===== MATERIALS PROVIDED =====

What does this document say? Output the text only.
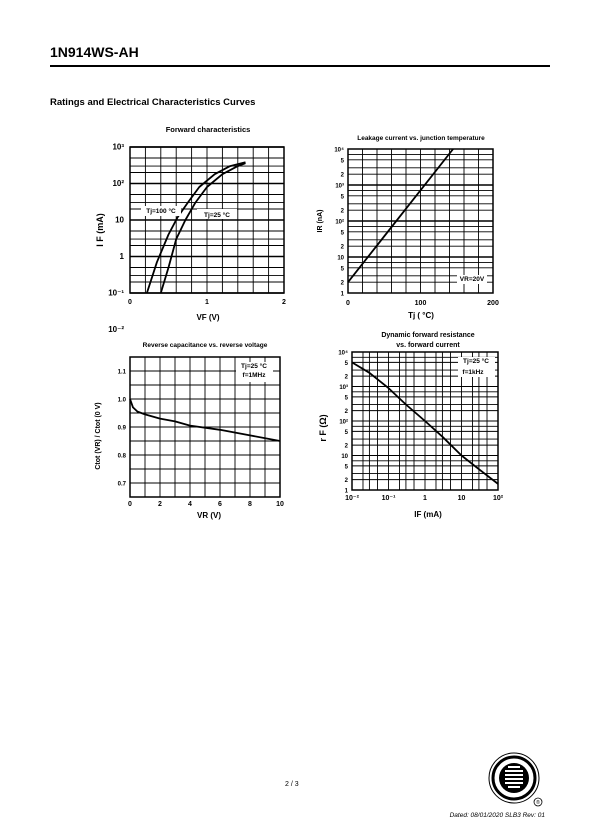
1N914WS-AH
Ratings and Electrical Characteristics Curves
Forward characteristics
0	1	2
10³
10²
10
1
10⁻²
10⁻¹
VF (V)
I F (mA)
Leakage current vs. junction temperature
0	100	200
10⁴
5
2
10³
5
2
10²
5
2
10
5
2
1
Tj ( °C)
IR (nA)
Reverse capacitance vs. reverse voltage
0	2	4	6	8	10
1.1
1.0
0.9
0.8
0.7
VR (V)
Ctot (VR) / Ctot (0 V)
Dynamic forward resistance vs. forward current
10⁻²	10⁻¹	1	10	10²
10⁴
5
2
10³
5
2
10²
5
2
10
5
2
1
IF (mA)
r F (Ω)
Tj=100 °C
Tj=25 °C
VR=20V
Tj=25 °C
f=1MHz
Tj=25 °C
f=1kHz
2 / 3
Dated: 08/01/2020 SLB3 Rev: 01
®
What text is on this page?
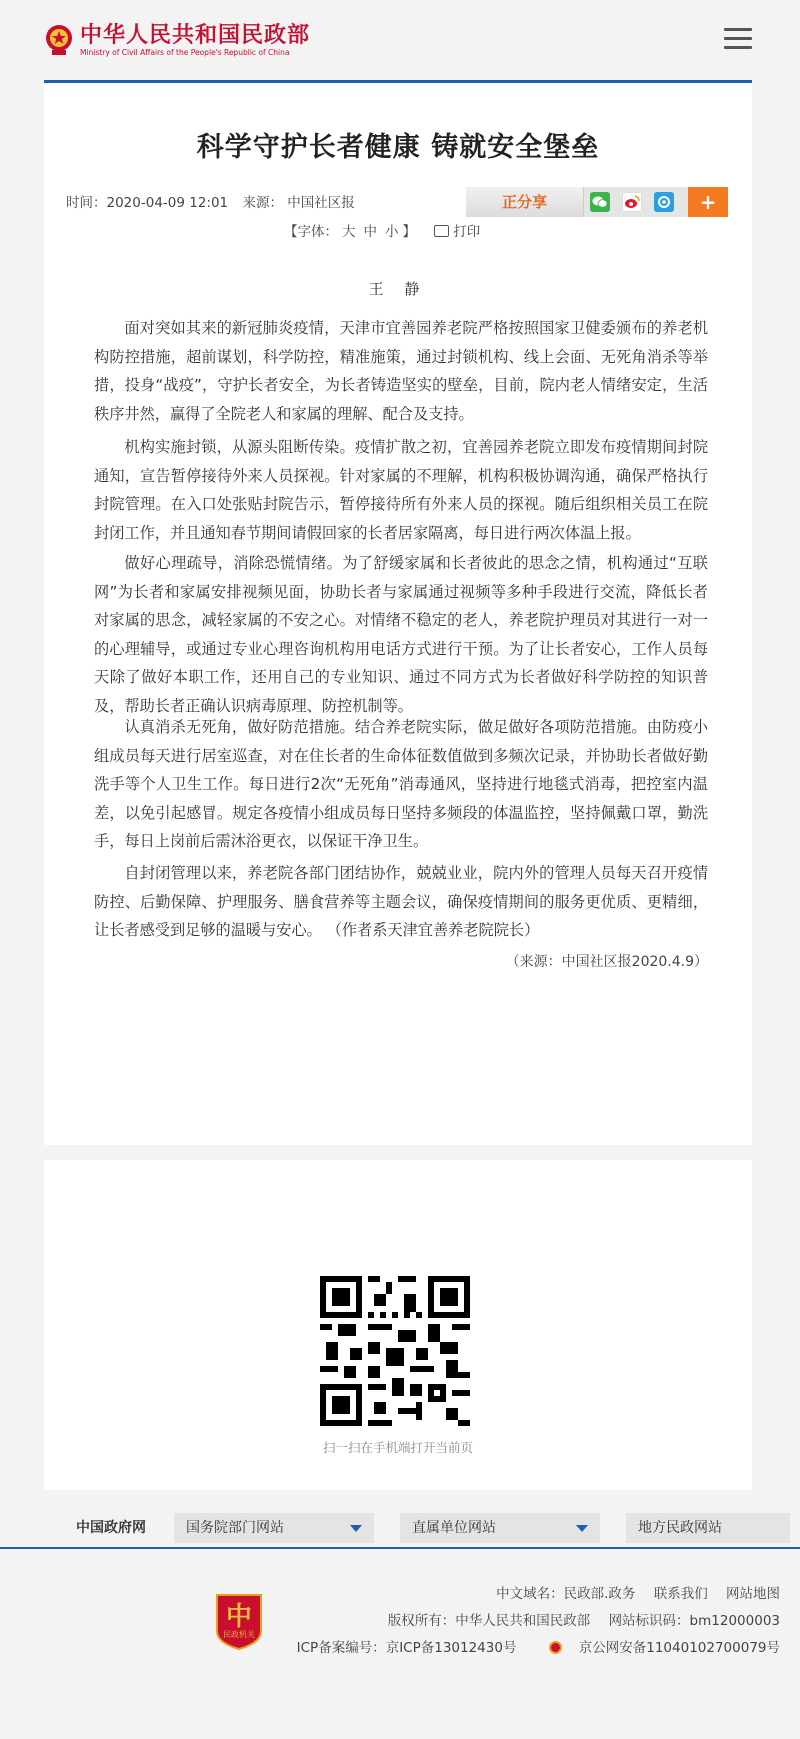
中华人民共和国民政部
Ministry of Civil Affairs of the People's Republic of China
科学守护长者健康 铸就安全堡垒
时间：2020-04-09 12:01 来源： 中国社区报	正分享	+
【字体： 大 中 小 】	打印
王 静

面对突如其来的新冠肺炎疫情，天津市宜善园养老院严格按照国家卫健委颁布的养老机构防控措施，超前谋划，科学防控，精准施策，通过封锁机构、线上会面、无死角消杀等举措，投身“战疫”，守护长者安全，为长者铸造坚实的壁垒，目前，院内老人情绪安定，生活秩序井然，赢得了全院老人和家属的理解、配合及支持。

机构实施封锁，从源头阻断传染。疫情扩散之初，宜善园养老院立即发布疫情期间封院通知，宣告暂停接待外来人员探视。针对家属的不理解，机构积极协调沟通，确保严格执行封院管理。在入口处张贴封院告示，暂停接待所有外来人员的探视。随后组织相关员工在院封闭工作，并且通知春节期间请假回家的长者居家隔离，每日进行两次体温上报。

做好心理疏导，消除恐慌情绪。为了舒缓家属和长者彼此的思念之情，机构通过“互联网”为长者和家属安排视频见面，协助长者与家属通过视频等多种手段进行交流，降低长者对家属的思念，减轻家属的不安之心。对情绪不稳定的老人，养老院护理员对其进行一对一的心理辅导，或通过专业心理咨询机构用电话方式进行干预。为了让长者安心，工作人员每天除了做好本职工作，还用自己的专业知识、通过不同方式为长者做好科学防控的知识普及，帮助长者正确认识病毒原理、防控机制等。

认真消杀无死角，做好防范措施。结合养老院实际，做足做好各项防范措施。由防疫小组成员每天进行居室巡查，对在住长者的生命体征数值做到多频次记录，并协助长者做好勤洗手等个人卫生工作。每日进行2次“无死角”消毒通风，坚持进行地毯式消毒，把控室内温差，以免引起感冒。规定各疫情小组成员每日坚持多频段的体温监控，坚持佩戴口罩，勤洗手，每日上岗前后需沐浴更衣，以保证干净卫生。

自封闭管理以来，养老院各部门团结协作，兢兢业业，院内外的管理人员每天召开疫情防控、后勤保障、护理服务、膳食营养等主题会议，确保疫情期间的服务更优质、更精细，让长者感受到足够的温暖与安心。 （作者系天津宜善养老院院长）

（来源：中国社区报2020.4.9）
扫一扫在手机端打开当前页
中国政府网	国务院部门网站	直属单位网站	地方民政网站
中
民政机关
中文域名：民政部.政务 联系我们 网站地图
版权所有：中华人民共和国民政部 网站标识码：bm12000003
ICP备案编号：京ICP备13012430号	京公网安备11040102700079号
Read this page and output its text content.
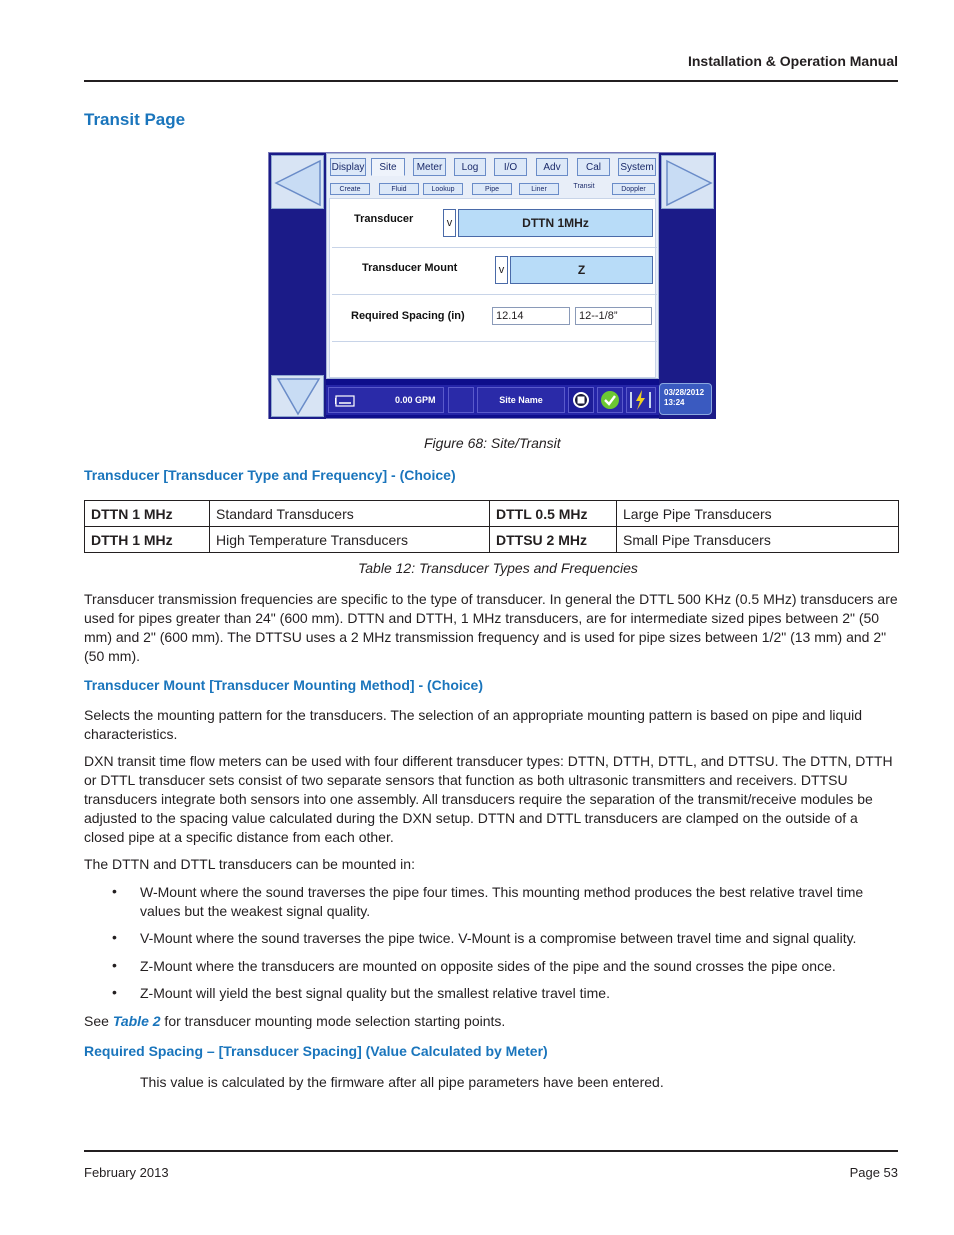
Installation & Operation Manual
Transit Page
Display	Site	Meter	Log	I/O	Adv	Cal	System
Create	Fluid	Lookup	Pipe	Liner	Transit	Doppler
Transducer	v	DTTN 1MHz
Transducer Mount	v	Z
Required Spacing (in)	12.14	12--1/8”
0.00 GPM	Site Name
03/28/2012
13:24
Figure 68: Site/Transit
Transducer [Transducer Type and Frequency] - (Choice)
DTTN 1 MHz	Standard Transducers	DTTL 0.5 MHz	Large Pipe Transducers
DTTH 1 MHz	High Temperature Transducers	DTTSU 2 MHz	Small Pipe Transducers
Table 12: Transducer Types and Frequencies
Transducer transmission frequencies are specific to the type of transducer. In general the DTTL 500 KHz (0.5 MHz) transducers are used for pipes greater than 24" (600 mm). DTTN and DTTH, 1 MHz transducers, are for intermediate sized pipes between 2" (50 mm) and 2" (600 mm). The DTTSU uses a 2 MHz transmission frequency and is used for pipe sizes between 1/2" (13 mm) and 2" (50 mm).
Transducer Mount [Transducer Mounting Method] - (Choice)
Selects the mounting pattern for the transducers. The selection of an appropriate mounting pattern is based on pipe and liquid characteristics.
DXN transit time flow meters can be used with four different transducer types: DTTN, DTTH, DTTL, and DTTSU. The DTTN, DTTH or DTTL transducer sets consist of two separate sensors that function as both ultrasonic transmitters and receivers. DTTSU transducers integrate both sensors into one assembly. All transducers require the separation of the transmit/receive modules be adjusted to the spacing value calculated during the DXN setup. DTTN and DTTL transducers are clamped on the outside of a closed pipe at a specific distance from each other.
The DTTN and DTTL transducers can be mounted in:
• W-Mount where the sound traverses the pipe four times. This mounting method produces the best relative travel time values but the weakest signal quality.
• V-Mount where the sound traverses the pipe twice. V-Mount is a compromise between travel time and signal quality.
• Z-Mount where the transducers are mounted on opposite sides of the pipe and the sound crosses the pipe once.
• Z-Mount will yield the best signal quality but the smallest relative travel time.
See Table 2 for transducer mounting mode selection starting points.
Required Spacing – [Transducer Spacing] (Value Calculated by Meter)
This value is calculated by the firmware after all pipe parameters have been entered.
February 2013	Page 53
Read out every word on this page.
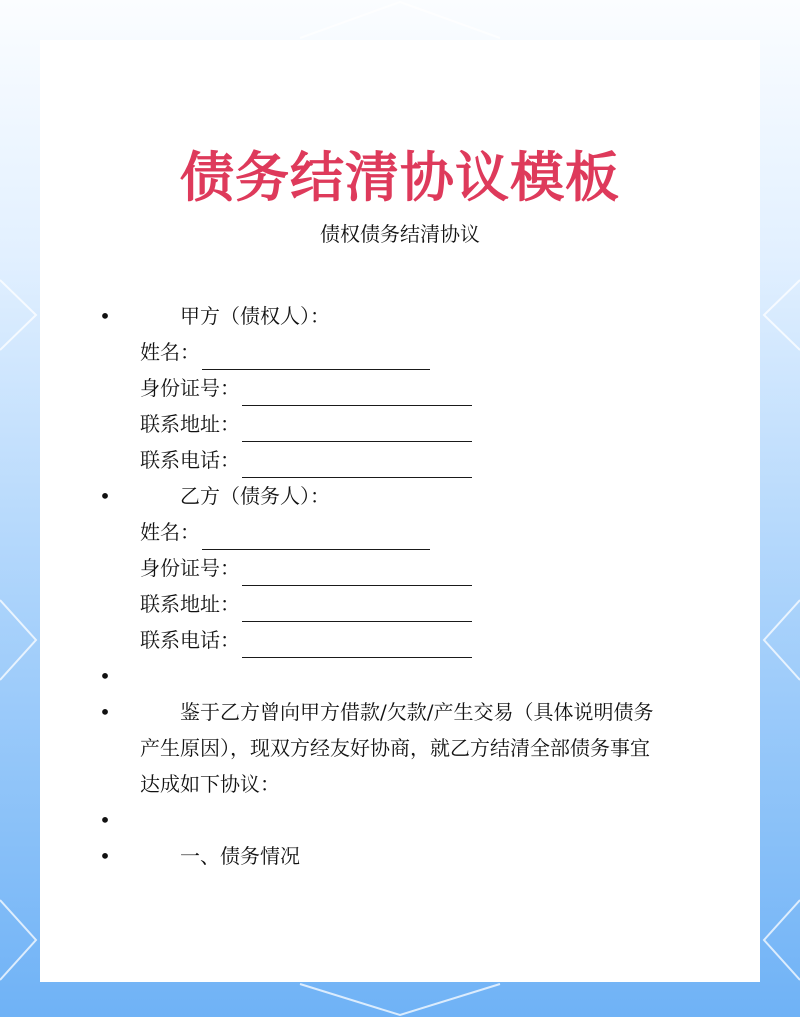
债务结清协议模板

债权债务结清协议

•	甲方（债权人）：
姓名：
身份证号：
联系地址：
联系电话：
•	乙方（债务人）：
姓名：
身份证号：
联系地址：
联系电话：
•
•	鉴于乙方曾向甲方借款/欠款/产生交易（具体说明债务产生原因），现双方经友好协商，就乙方结清全部债务事宜达成如下协议：
•
•	一、债务情况
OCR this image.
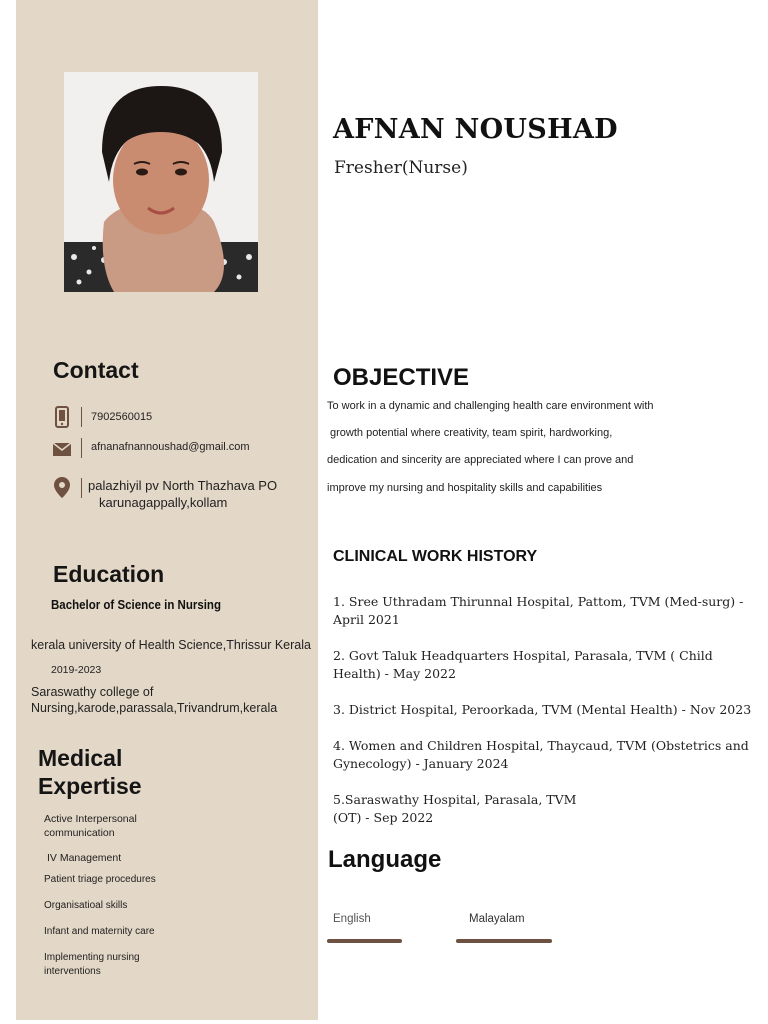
AFNAN NOUSHAD
Fresher(Nurse)
Contact
7902560015
afnanafnannoushad@gmail.com
palazhiyil pv North Thazhava PO
karunagappally,kollam
Education
Bachelor of Science in Nursing
kerala university of Health Science,Thrissur Kerala
2019-2023
Saraswathy college of
Nursing,karode,parassala,Trivandrum,kerala
Medical
Expertise
Active Interpersonal
communication
IV Management
Patient triage procedures
Organisatioal skills
Infant and maternity care
Implementing nursing
interventions
OBJECTIVE
To work in a dynamic and challenging health care environment with
growth potential where creativity, team spirit, hardworking,
dedication and sincerity are appreciated where I can prove and
improve my nursing and hospitality skills and capabilities
CLINICAL WORK HISTORY
1. Sree Uthradam Thirunnal Hospital, Pattom, TVM (Med-surg) -
April 2021
2. Govt Taluk Headquarters Hospital, Parasala, TVM ( Child
Health) - May 2022
3. District Hospital, Peroorkada, TVM (Mental Health) - Nov 2023
4. Women and Children Hospital, Thaycaud, TVM (Obstetrics and
Gynecology) - January 2024
5.Saraswathy Hospital, Parasala, TVM
(OT) - Sep 2022
Language
English	Malayalam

=====

(EXERCISE AIM) Using the material above, set down every line exactly, but skip the pictures.

(RESPONSE BELOW)
What does this document say? Output the text only.
1N914WS-AH
Ratings and Electrical Characteristics Curves
Forward characteristics
0	1	2
10³
10²
10
1
10⁻²
10⁻¹
VF (V)
I F (mA)
Leakage current vs. junction temperature
0	100	200
10⁴
5
2
10³
5
2
10²
5
2
10
5
2
1
Tj ( °C)
IR (nA)
Reverse capacitance vs. reverse voltage
0	2	4	6	8	10
1.1
1.0
0.9
0.8
0.7
VR (V)
Ctot (VR) / Ctot (0 V)
Dynamic forward resistance vs. forward current
10⁻²	10⁻¹	1	10	10²
10⁴
5
2
10³
5
2
10²
5
2
10
5
2
1
IF (mA)
r F (Ω)
Tj=100 °C
Tj=25 °C
VR=20V
Tj=25 °C
f=1MHz
Tj=25 °C
f=1kHz
2 / 3
Dated: 08/01/2020 SLB3 Rev: 01
®
What text is on this page?
中华人民共和国民政部
Ministry of Civil Affairs of the People's Republic of China
科学守护长者健康 铸就安全堡垒
时间：2020-04-09 12:01 来源： 中国社区报	正分享	+
【字体： 大 中 小 】	打印
王 静

面对突如其来的新冠肺炎疫情，天津市宜善园养老院严格按照国家卫健委颁布的养老机构防控措施，超前谋划，科学防控，精准施策，通过封锁机构、线上会面、无死角消杀等举措，投身“战疫”，守护长者安全，为长者铸造坚实的壁垒，目前，院内老人情绪安定，生活秩序井然，赢得了全院老人和家属的理解、配合及支持。

机构实施封锁，从源头阻断传染。疫情扩散之初，宜善园养老院立即发布疫情期间封院通知，宣告暂停接待外来人员探视。针对家属的不理解，机构积极协调沟通，确保严格执行封院管理。在入口处张贴封院告示，暂停接待所有外来人员的探视。随后组织相关员工在院封闭工作，并且通知春节期间请假回家的长者居家隔离，每日进行两次体温上报。

做好心理疏导，消除恐慌情绪。为了舒缓家属和长者彼此的思念之情，机构通过“互联网”为长者和家属安排视频见面，协助长者与家属通过视频等多种手段进行交流，降低长者对家属的思念，减轻家属的不安之心。对情绪不稳定的老人，养老院护理员对其进行一对一的心理辅导，或通过专业心理咨询机构用电话方式进行干预。为了让长者安心，工作人员每天除了做好本职工作，还用自己的专业知识、通过不同方式为长者做好科学防控的知识普及，帮助长者正确认识病毒原理、防控机制等。

认真消杀无死角，做好防范措施。结合养老院实际，做足做好各项防范措施。由防疫小组成员每天进行居室巡查，对在住长者的生命体征数值做到多频次记录，并协助长者做好勤洗手等个人卫生工作。每日进行2次“无死角”消毒通风，坚持进行地毯式消毒，把控室内温差，以免引起感冒。规定各疫情小组成员每日坚持多频段的体温监控，坚持佩戴口罩，勤洗手，每日上岗前后需沐浴更衣，以保证干净卫生。

自封闭管理以来，养老院各部门团结协作，兢兢业业，院内外的管理人员每天召开疫情防控、后勤保障、护理服务、膳食营养等主题会议，确保疫情期间的服务更优质、更精细，让长者感受到足够的温暖与安心。 （作者系天津宜善养老院院长）

（来源：中国社区报2020.4.9）
扫一扫在手机端打开当前页
中国政府网	国务院部门网站	直属单位网站	地方民政网站
中
民政机关
中文域名：民政部.政务 联系我们 网站地图
版权所有：中华人民共和国民政部 网站标识码：bm12000003
ICP备案编号：京ICP备13012430号	京公网安备11040102700079号
Read this page and output its text content.
Installation & Operation Manual
Transit Page
Display	Site	Meter	Log	I/O	Adv	Cal	System
Create	Fluid	Lookup	Pipe	Liner	Transit	Doppler
Transducer	v	DTTN 1MHz
Transducer Mount	v	Z
Required Spacing (in)	12.14	12--1/8”
0.00 GPM	Site Name
03/28/2012
13:24
Figure 68: Site/Transit
Transducer [Transducer Type and Frequency] - (Choice)
DTTN 1 MHz	Standard Transducers	DTTL 0.5 MHz	Large Pipe Transducers
DTTH 1 MHz	High Temperature Transducers	DTTSU 2 MHz	Small Pipe Transducers
Table 12: Transducer Types and Frequencies
Transducer transmission frequencies are specific to the type of transducer. In general the DTTL 500 KHz (0.5 MHz) transducers are used for pipes greater than 24" (600 mm). DTTN and DTTH, 1 MHz transducers, are for intermediate sized pipes between 2" (50 mm) and 2" (600 mm). The DTTSU uses a 2 MHz transmission frequency and is used for pipe sizes between 1/2" (13 mm) and 2" (50 mm).
Transducer Mount [Transducer Mounting Method] - (Choice)
Selects the mounting pattern for the transducers. The selection of an appropriate mounting pattern is based on pipe and liquid characteristics.
DXN transit time flow meters can be used with four different transducer types: DTTN, DTTH, DTTL, and DTTSU. The DTTN, DTTH or DTTL transducer sets consist of two separate sensors that function as both ultrasonic transmitters and receivers. DTTSU transducers integrate both sensors into one assembly. All transducers require the separation of the transmit/receive modules be adjusted to the spacing value calculated during the DXN setup. DTTN and DTTL transducers are clamped on the outside of a closed pipe at a specific distance from each other.
The DTTN and DTTL transducers can be mounted in:
• W-Mount where the sound traverses the pipe four times. This mounting method produces the best relative travel time values but the weakest signal quality.
• V-Mount where the sound traverses the pipe twice. V-Mount is a compromise between travel time and signal quality.
• Z-Mount where the transducers are mounted on opposite sides of the pipe and the sound crosses the pipe once.
• Z-Mount will yield the best signal quality but the smallest relative travel time.
See Table 2 for transducer mounting mode selection starting points.
Required Spacing – [Transducer Spacing] (Value Calculated by Meter)
This value is calculated by the firmware after all pipe parameters have been entered.
February 2013	Page 53
Read out every word on this page.
债务结清协议模板

债权债务结清协议

•	甲方（债权人）：
姓名：
身份证号：
联系地址：
联系电话：
•	乙方（债务人）：
姓名：
身份证号：
联系地址：
联系电话：
•
•	鉴于乙方曾向甲方借款/欠款/产生交易（具体说明债务产生原因），现双方经友好协商，就乙方结清全部债务事宜达成如下协议：
•
•	一、债务情况
OCR this image.
AFNAN NOUSHAD
Fresher(Nurse)
Contact
7902560015
afnanafnannoushad@gmail.com
palazhiyil pv North Thazhava PO
karunagappally,kollam
Education
Bachelor of Science in Nursing
kerala university of Health Science,Thrissur Kerala
2019-2023
Saraswathy college of
Nursing,karode,parassala,Trivandrum,kerala
Medical
Expertise
Active Interpersonal
communication
IV Management
Patient triage procedures
Organisatioal skills
Infant and maternity care
Implementing nursing
interventions
OBJECTIVE
To work in a dynamic and challenging health care environment with
growth potential where creativity, team spirit, hardworking,
dedication and sincerity are appreciated where I can prove and
improve my nursing and hospitality skills and capabilities
CLINICAL WORK HISTORY
1. Sree Uthradam Thirunnal Hospital, Pattom, TVM (Med-surg) -
April 2021
2. Govt Taluk Headquarters Hospital, Parasala, TVM ( Child
Health) - May 2022
3. District Hospital, Peroorkada, TVM (Mental Health) - Nov 2023
4. Women and Children Hospital, Thaycaud, TVM (Obstetrics and
Gynecology) - January 2024
5.Saraswathy Hospital, Parasala, TVM
(OT) - Sep 2022
Language
English	Malayalam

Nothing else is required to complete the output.